## Written problem
Write out every line in the rows below as a JSON list of strings, one string per line, skipping blank lines and leaving out the pictures.

[Begin]

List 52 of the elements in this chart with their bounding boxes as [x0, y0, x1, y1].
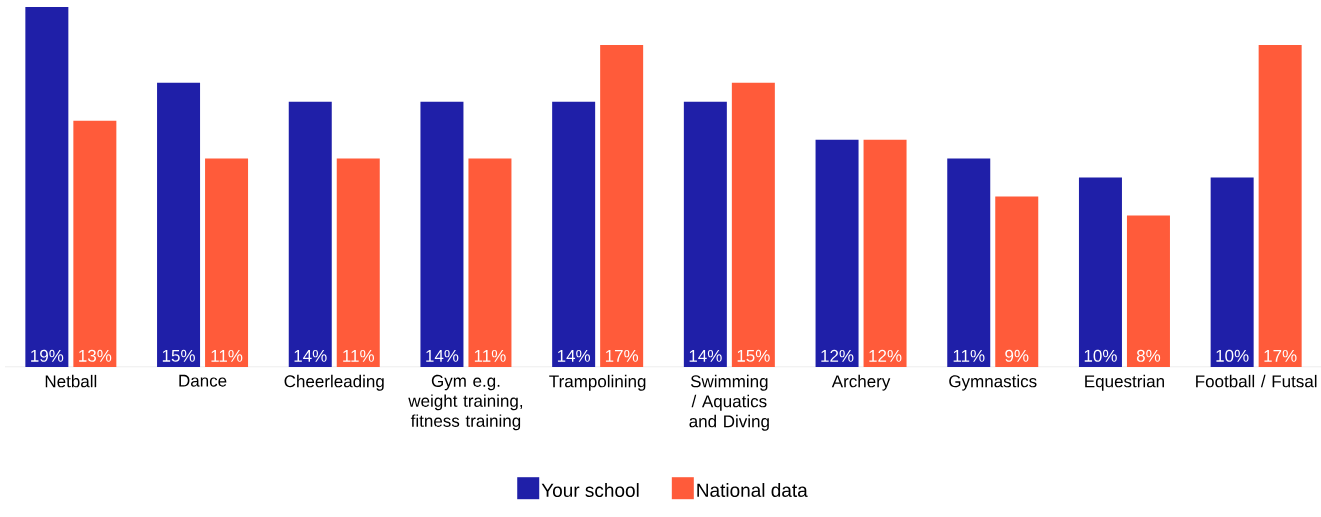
bar	[1258, 44, 1302, 367]
x-tick-label: Cheerleading	[284, 374, 384, 391]
x-tick-label: Swimming / Aquatics and Diving	[689, 374, 769, 431]
data-label: 17%	[605, 349, 639, 362]
x-tick-label: Gym e.g. weight training, fitness training	[408, 374, 523, 431]
data-label: 8%	[1136, 349, 1161, 362]
bar	[863, 139, 907, 367]
data-label: 11%	[211, 349, 243, 362]
bar	[1126, 215, 1170, 367]
data-label: 9%	[1005, 349, 1029, 362]
legend-label: National data	[697, 483, 808, 497]
x-tick-label: Archery	[831, 374, 891, 391]
x-tick-label: Trampolining	[549, 374, 646, 391]
bar	[995, 196, 1039, 367]
data-label: 10%	[1216, 349, 1249, 362]
data-label: 12%	[821, 349, 854, 362]
data-label: 14%	[294, 349, 327, 362]
data-label: 13%	[79, 349, 112, 362]
bar	[336, 158, 380, 367]
bar	[288, 101, 332, 367]
bar	[731, 82, 775, 367]
data-label: 11%	[343, 349, 375, 362]
legend-label: Your school	[541, 483, 639, 497]
x-tick-label: Gymnastics	[949, 374, 1037, 391]
bar	[25, 7, 69, 367]
x-tick-label: Dance	[179, 374, 227, 387]
data-label: 15%	[162, 349, 195, 362]
data-label: 14%	[557, 349, 591, 362]
bar	[947, 158, 991, 367]
data-label: 10%	[1084, 349, 1117, 362]
x-tick-label: Netball	[45, 374, 97, 388]
data-label: 19%	[31, 349, 64, 362]
data-label: 14%	[689, 349, 722, 362]
data-label: 12%	[869, 349, 902, 362]
bar	[468, 158, 512, 367]
bar	[552, 101, 596, 367]
data-label: 15%	[737, 349, 770, 362]
bar	[815, 139, 859, 367]
data-label: 14%	[426, 349, 459, 362]
data-label: 11%	[953, 349, 985, 362]
bar	[420, 101, 464, 367]
data-label: 17%	[1264, 349, 1297, 362]
x-tick-label: Equestrian	[1085, 374, 1164, 391]
bar	[73, 120, 117, 367]
x-tick-label: Football / Futsal	[1196, 374, 1317, 388]
bar	[600, 44, 644, 367]
bar	[157, 82, 201, 367]
bar	[205, 158, 249, 367]
data-label: 11%	[474, 349, 506, 362]
bar	[1210, 177, 1254, 367]
bar	[1078, 177, 1122, 367]
bar	[683, 101, 727, 367]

[End]

## Solved exercise
[
  "List 52 of the elements in this chart with their bounding boxes as [x0, y0, x1, y1].",
  "bar\t[1258, 44, 1302, 367]",
  "x-tick-label: Cheerleading\t[284, 374, 384, 391]",
  "x-tick-label: Swimming / Aquatics and Diving\t[689, 374, 769, 431]",
  "data-label: 17%\t[605, 349, 639, 362]",
  "x-tick-label: Gym e.g. weight training, fitness training\t[408, 374, 523, 431]",
  "data-label: 8%\t[1136, 349, 1161, 362]",
  "bar\t[863, 139, 907, 367]",
  "data-label: 11%\t[211, 349, 243, 362]",
  "bar\t[1126, 215, 1170, 367]",
  "data-label: 9%\t[1005, 349, 1029, 362]",
  "legend-label: National data\t[697, 483, 808, 497]",
  "x-tick-label: Archery\t[831, 374, 891, 391]",
  "x-tick-label: Trampolining\t[549, 374, 646, 391]",
  "bar\t[995, 196, 1039, 367]",
  "data-label: 10%\t[1216, 349, 1249, 362]",
  "data-label: 12%\t[821, 349, 854, 362]",
  "data-label: 14%\t[294, 349, 327, 362]",
  "data-label: 13%\t[79, 349, 112, 362]",
  "bar\t[336, 158, 380, 367]",
  "bar\t[288, 101, 332, 367]",
  "bar\t[731, 82, 775, 367]",
  "data-label: 11%\t[343, 349, 375, 362]",
  "legend-label: Your school\t[541, 483, 639, 497]",
  "x-tick-label: Gymnastics\t[949, 374, 1037, 391]",
  "bar\t[25, 7, 69, 367]",
  "x-tick-label: Dance\t[179, 374, 227, 387]",
  "data-label: 15%\t[162, 349, 195, 362]",
  "data-label: 14%\t[557, 349, 591, 362]",
  "bar\t[947, 158, 991, 367]",
  "data-label: 10%\t[1084, 349, 1117, 362]",
  "x-tick-label: Netball\t[45, 374, 97, 388]",
  "data-label: 19%\t[31, 349, 64, 362]",
  "data-label: 14%\t[689, 349, 722, 362]",
  "data-label: 12%\t[869, 349, 902, 362]",
  "bar\t[468, 158, 512, 367]",
  "bar\t[552, 101, 596, 367]",
  "data-label: 15%\t[737, 349, 770, 362]",
  "bar\t[815, 139, 859, 367]",
  "data-label: 14%\t[426, 349, 459, 362]",
  "data-label: 11%\t[953, 349, 985, 362]",
  "bar\t[420, 101, 464, 367]",
  "data-label: 17%\t[1264, 349, 1297, 362]",
  "x-tick-label: Equestrian\t[1085, 374, 1164, 391]",
  "bar\t[73, 120, 117, 367]",
  "x-tick-label: Football / Futsal\t[1196, 374, 1317, 388]",
  "bar\t[600, 44, 644, 367]",
  "bar\t[157, 82, 201, 367]",
  "bar\t[205, 158, 249, 367]",
  "data-label: 11%\t[474, 349, 506, 362]",
  "bar\t[1210, 177, 1254, 367]",
  "bar\t[1078, 177, 1122, 367]",
  "bar\t[683, 101, 727, 367]"
]